**Task to complete**
From the records below, extract all the text exactly and leave the images behind.

====== Records for processing

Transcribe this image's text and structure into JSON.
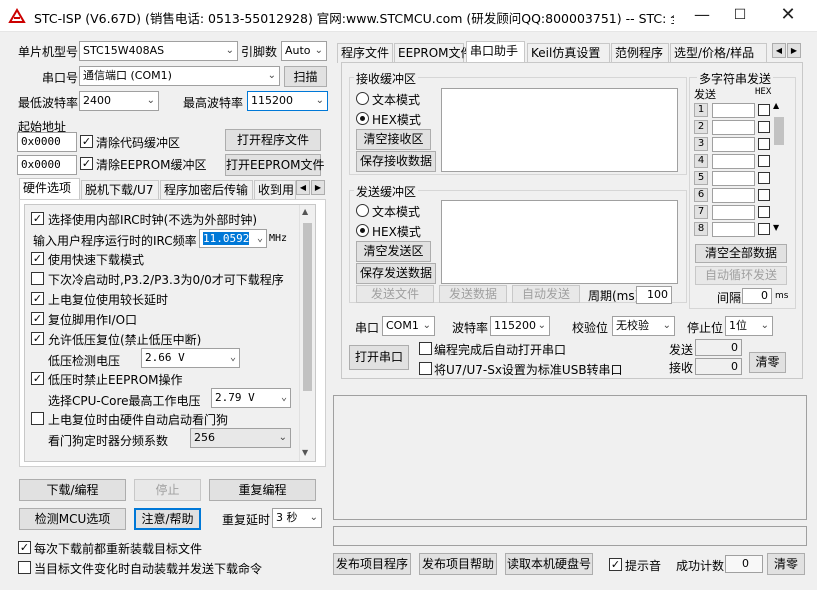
{
  "title": "STC-ISP (V6.67D) (销售电话: 0513-55012928) 官网:www.STCMCU.com  (研发顾问QQ:800003751)  -- STC: 全球...",
  "mcu": {
    "label": "单片机型号",
    "value": "STC15W408AS",
    "pins_label": "引脚数",
    "pins_value": "Auto"
  },
  "port": {
    "label": "串口号",
    "value": "通信端口 (COM1)",
    "scan": "扫描"
  },
  "baud": {
    "min_label": "最低波特率",
    "min": "2400",
    "max_label": "最高波特率",
    "max": "115200"
  },
  "addr": {
    "label": "起始地址",
    "a1": "0x0000",
    "c1": "清除代码缓冲区",
    "b1": "打开程序文件",
    "a2": "0x0000",
    "c2": "清除EEPROM缓冲区",
    "b2": "打开EEPROM文件"
  },
  "left_tabs": [
    "硬件选项",
    "脱机下载/U7",
    "程序加密后传输",
    "收到用"
  ],
  "hw": {
    "o1": "选择使用内部IRC时钟(不选为外部时钟)",
    "freq_label": "输入用户程序运行时的IRC频率",
    "freq": "11.0592",
    "mhz": "MHz",
    "o2": "使用快速下载模式",
    "o3": "下次冷启动时,P3.2/P3.3为0/0才可下载程序",
    "o4": "上电复位使用较长延时",
    "o5": "复位脚用作I/O口",
    "o6": "允许低压复位(禁止低压中断)",
    "lv_label": "低压检测电压",
    "lv": "2.66 V",
    "o7": "低压时禁止EEPROM操作",
    "cpu_label": "选择CPU-Core最高工作电压",
    "cpu": "2.79 V",
    "o8": "上电复位时由硬件自动启动看门狗",
    "wd_label": "看门狗定时器分频系数",
    "wd": "256"
  },
  "bottom_left": {
    "download": "下载/编程",
    "stop": "停止",
    "reprog": "重复编程",
    "detect": "检测MCU选项",
    "help": "注意/帮助",
    "delay_label": "重复延时",
    "delay": "3 秒",
    "cb1": "每次下载前都重新装载目标文件",
    "cb2": "当目标文件变化时自动装载并发送下载命令"
  },
  "right_tabs": [
    "程序文件",
    "EEPROM文件",
    "串口助手",
    "Keil仿真设置",
    "范例程序",
    "选型/价格/样品"
  ],
  "serial": {
    "recv_title": "接收缓冲区",
    "text_mode": "文本模式",
    "hex_mode": "HEX模式",
    "clear_recv": "清空接收区",
    "save_recv": "保存接收数据",
    "send_title": "发送缓冲区",
    "clear_send": "清空发送区",
    "save_send": "保存发送数据",
    "send_file": "发送文件",
    "send_data": "发送数据",
    "auto_send": "自动发送",
    "period_label": "周期(ms)",
    "period": "100",
    "multi_title": "多字符串发送",
    "col_send": "发送",
    "col_hex": "HEX",
    "rows": [
      "1",
      "2",
      "3",
      "4",
      "5",
      "6",
      "7",
      "8"
    ],
    "clear_all": "清空全部数据",
    "auto_loop": "自动循环发送",
    "interval_label": "间隔",
    "interval": "0",
    "ms": "ms",
    "port_label": "串口",
    "port": "COM1",
    "baud_label": "波特率",
    "baud": "115200",
    "parity_label": "校验位",
    "parity": "无校验",
    "stop_label": "停止位",
    "stop": "1位",
    "open": "打开串口",
    "cbA": "编程完成后自动打开串口",
    "cbB": "将U7/U7-Sx设置为标准USB转串口",
    "sent_label": "发送",
    "sent": "0",
    "recv_label": "接收",
    "recv": "0",
    "clear": "清零"
  },
  "footer": {
    "publish": "发布项目程序",
    "publish_help": "发布项目帮助",
    "read_disk": "读取本机硬盘号",
    "tone": "提示音",
    "count_label": "成功计数",
    "count": "0",
    "clear": "清零"
  }
}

============

**Exercise result**
Transcribe this image's text and structure into JSON.
{
  "title": "STC-ISP (V6.67D) (销售电话: 0513-55012928) 官网:www.STCMCU.com  (研发顾问QQ:800003751)  -- STC: 全球...",
  "mcu": {
    "label": "单片机型号",
    "value": "STC15W408AS",
    "pins_label": "引脚数",
    "pins_value": "Auto"
  },
  "port": {
    "label": "串口号",
    "value": "通信端口 (COM1)",
    "scan": "扫描"
  },
  "baud": {
    "min_label": "最低波特率",
    "min": "2400",
    "max_label": "最高波特率",
    "max": "115200"
  },
  "addr": {
    "label": "起始地址",
    "a1": "0x0000",
    "c1": "清除代码缓冲区",
    "b1": "打开程序文件",
    "a2": "0x0000",
    "c2": "清除EEPROM缓冲区",
    "b2": "打开EEPROM文件"
  },
  "left_tabs": [
    "硬件选项",
    "脱机下载/U7",
    "程序加密后传输",
    "收到用"
  ],
  "hw": {
    "o1": "选择使用内部IRC时钟(不选为外部时钟)",
    "freq_label": "输入用户程序运行时的IRC频率",
    "freq": "11.0592",
    "mhz": "MHz",
    "o2": "使用快速下载模式",
    "o3": "下次冷启动时,P3.2/P3.3为0/0才可下载程序",
    "o4": "上电复位使用较长延时",
    "o5": "复位脚用作I/O口",
    "o6": "允许低压复位(禁止低压中断)",
    "lv_label": "低压检测电压",
    "lv": "2.66 V",
    "o7": "低压时禁止EEPROM操作",
    "cpu_label": "选择CPU-Core最高工作电压",
    "cpu": "2.79 V",
    "o8": "上电复位时由硬件自动启动看门狗",
    "wd_label": "看门狗定时器分频系数",
    "wd": "256"
  },
  "bottom_left": {
    "download": "下载/编程",
    "stop": "停止",
    "reprog": "重复编程",
    "detect": "检测MCU选项",
    "help": "注意/帮助",
    "delay_label": "重复延时",
    "delay": "3 秒",
    "cb1": "每次下载前都重新装载目标文件",
    "cb2": "当目标文件变化时自动装载并发送下载命令"
  },
  "right_tabs": [
    "程序文件",
    "EEPROM文件",
    "串口助手",
    "Keil仿真设置",
    "范例程序",
    "选型/价格/样品"
  ],
  "serial": {
    "recv_title": "接收缓冲区",
    "text_mode": "文本模式",
    "hex_mode": "HEX模式",
    "clear_recv": "清空接收区",
    "save_recv": "保存接收数据",
    "send_title": "发送缓冲区",
    "clear_send": "清空发送区",
    "save_send": "保存发送数据",
    "send_file": "发送文件",
    "send_data": "发送数据",
    "auto_send": "自动发送",
    "period_label": "周期(ms)",
    "period": "100",
    "multi_title": "多字符串发送",
    "col_send": "发送",
    "col_hex": "HEX",
    "rows": [
      "1",
      "2",
      "3",
      "4",
      "5",
      "6",
      "7",
      "8"
    ],
    "clear_all": "清空全部数据",
    "auto_loop": "自动循环发送",
    "interval_label": "间隔",
    "interval": "0",
    "ms": "ms",
    "port_label": "串口",
    "port": "COM1",
    "baud_label": "波特率",
    "baud": "115200",
    "parity_label": "校验位",
    "parity": "无校验",
    "stop_label": "停止位",
    "stop": "1位",
    "open": "打开串口",
    "cbA": "编程完成后自动打开串口",
    "cbB": "将U7/U7-Sx设置为标准USB转串口",
    "sent_label": "发送",
    "sent": "0",
    "recv_label": "接收",
    "recv": "0",
    "clear": "清零"
  },
  "footer": {
    "publish": "发布项目程序",
    "publish_help": "发布项目帮助",
    "read_disk": "读取本机硬盘号",
    "tone": "提示音",
    "count_label": "成功计数",
    "count": "0",
    "clear": "清零"
  }
}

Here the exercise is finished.